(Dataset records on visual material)
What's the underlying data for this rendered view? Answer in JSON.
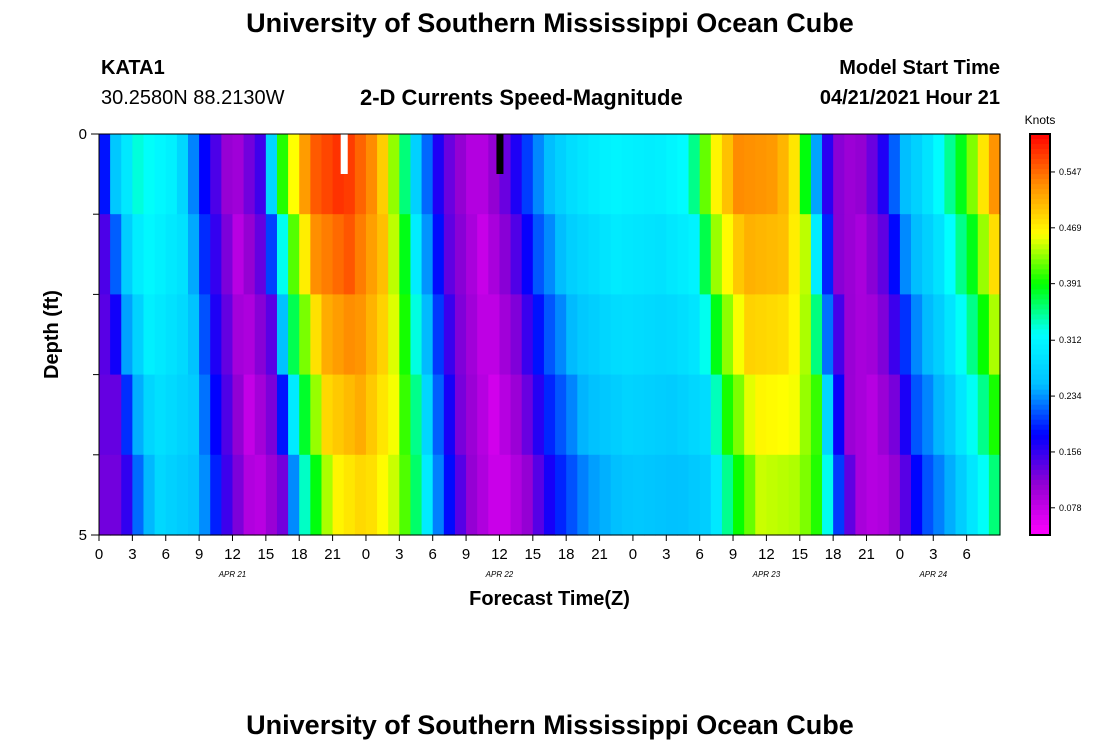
{
  "header": {
    "title_top": "University of Southern Mississippi Ocean Cube",
    "station_id": "KATA1",
    "station_coords": "30.2580N  88.2130W",
    "chart_subtitle": "2-D Currents Speed-Magnitude",
    "model_start_label": "Model Start Time",
    "model_start_value": "04/21/2021 Hour 21",
    "title_bottom": "University of Southern Mississippi Ocean Cube"
  },
  "chart_data": {
    "type": "heatmap",
    "title": "2-D Currents Speed-Magnitude",
    "xlabel": "Forecast Time(Z)",
    "ylabel": "Depth (ft)",
    "x_hours": [
      0,
      81
    ],
    "y_range": [
      0,
      5
    ],
    "y_ticks": [
      "0",
      "5"
    ],
    "x_tick_labels": [
      "0",
      "3",
      "6",
      "9",
      "12",
      "15",
      "18",
      "21",
      "0",
      "3",
      "6",
      "9",
      "12",
      "15",
      "18",
      "21",
      "0",
      "3",
      "6",
      "9",
      "12",
      "15",
      "18",
      "21",
      "0",
      "3",
      "6"
    ],
    "date_labels": [
      {
        "text": "APR 21",
        "hour": 12
      },
      {
        "text": "APR 22",
        "hour": 36
      },
      {
        "text": "APR 23",
        "hour": 60
      },
      {
        "text": "APR 24",
        "hour": 75
      }
    ],
    "colorbar": {
      "label": "Knots",
      "ticks": [
        "0.547",
        "0.469",
        "0.391",
        "0.312",
        "0.234",
        "0.156",
        "0.078"
      ],
      "tick_values": [
        0.547,
        0.469,
        0.391,
        0.312,
        0.234,
        0.156,
        0.078
      ],
      "vmin": 0.04,
      "vmax": 0.6,
      "colors": [
        "#ff00ff",
        "#9400d3",
        "#0000ff",
        "#00bfff",
        "#00ffff",
        "#00ff00",
        "#ffff00",
        "#ff8c00",
        "#ff0000"
      ]
    },
    "depth_bins": 5,
    "depth_row_offsets": [
      0,
      0.5,
      1.0,
      1.5,
      2.0
    ],
    "surface_profile": [
      {
        "hour": 0,
        "value": 0.15
      },
      {
        "hour": 1.5,
        "value": 0.26
      },
      {
        "hour": 3.5,
        "value": 0.33
      },
      {
        "hour": 7,
        "value": 0.3
      },
      {
        "hour": 9.5,
        "value": 0.18
      },
      {
        "hour": 12,
        "value": 0.09
      },
      {
        "hour": 14.5,
        "value": 0.15
      },
      {
        "hour": 16.5,
        "value": 0.4
      },
      {
        "hour": 19,
        "value": 0.55
      },
      {
        "hour": 22,
        "value": 0.58
      },
      {
        "hour": 25,
        "value": 0.52
      },
      {
        "hour": 27,
        "value": 0.4
      },
      {
        "hour": 28.5,
        "value": 0.27
      },
      {
        "hour": 31,
        "value": 0.14
      },
      {
        "hour": 34,
        "value": 0.08
      },
      {
        "hour": 36.5,
        "value": 0.13
      },
      {
        "hour": 39,
        "value": 0.22
      },
      {
        "hour": 42,
        "value": 0.28
      },
      {
        "hour": 46,
        "value": 0.31
      },
      {
        "hour": 50,
        "value": 0.3
      },
      {
        "hour": 53,
        "value": 0.32
      },
      {
        "hour": 55,
        "value": 0.45
      },
      {
        "hour": 57.5,
        "value": 0.53
      },
      {
        "hour": 61,
        "value": 0.52
      },
      {
        "hour": 63,
        "value": 0.46
      },
      {
        "hour": 64.5,
        "value": 0.24
      },
      {
        "hour": 66,
        "value": 0.12
      },
      {
        "hour": 68,
        "value": 0.1
      },
      {
        "hour": 70,
        "value": 0.14
      },
      {
        "hour": 72,
        "value": 0.24
      },
      {
        "hour": 75,
        "value": 0.3
      },
      {
        "hour": 78,
        "value": 0.4
      },
      {
        "hour": 81,
        "value": 0.55
      }
    ],
    "markers": [
      {
        "hour": 22,
        "color": "#ffffff"
      },
      {
        "hour": 36,
        "color": "#000000"
      }
    ]
  }
}
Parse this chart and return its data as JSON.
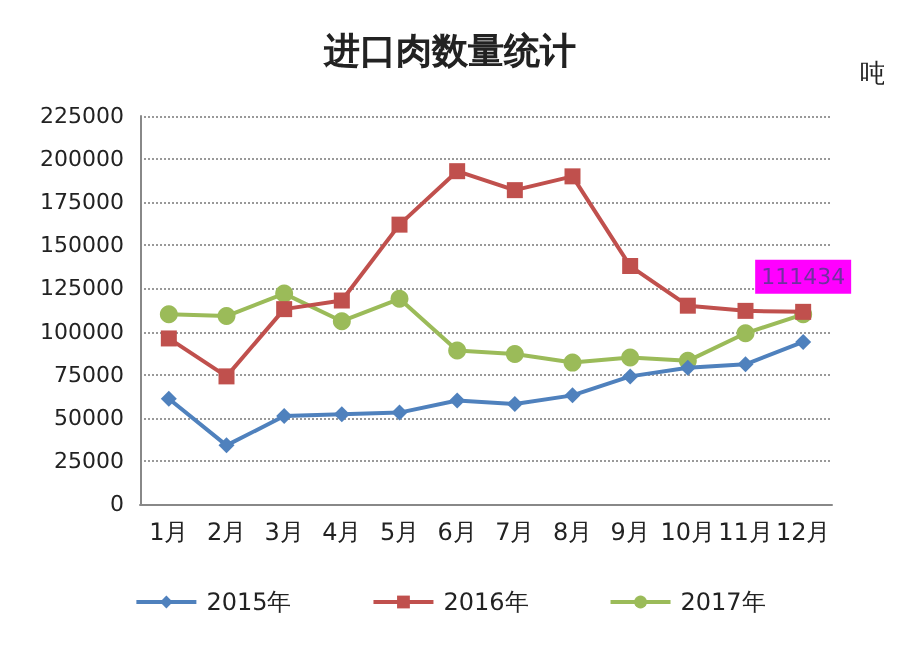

▶ **Exercise requirements**: Where a line above holds the string "University", show that line.

▶ **Correct answer**:
    "title_top": "University of Southern Mississippi Ocean Cube",
    "title_bottom": "University of Southern Mississippi Ocean Cube"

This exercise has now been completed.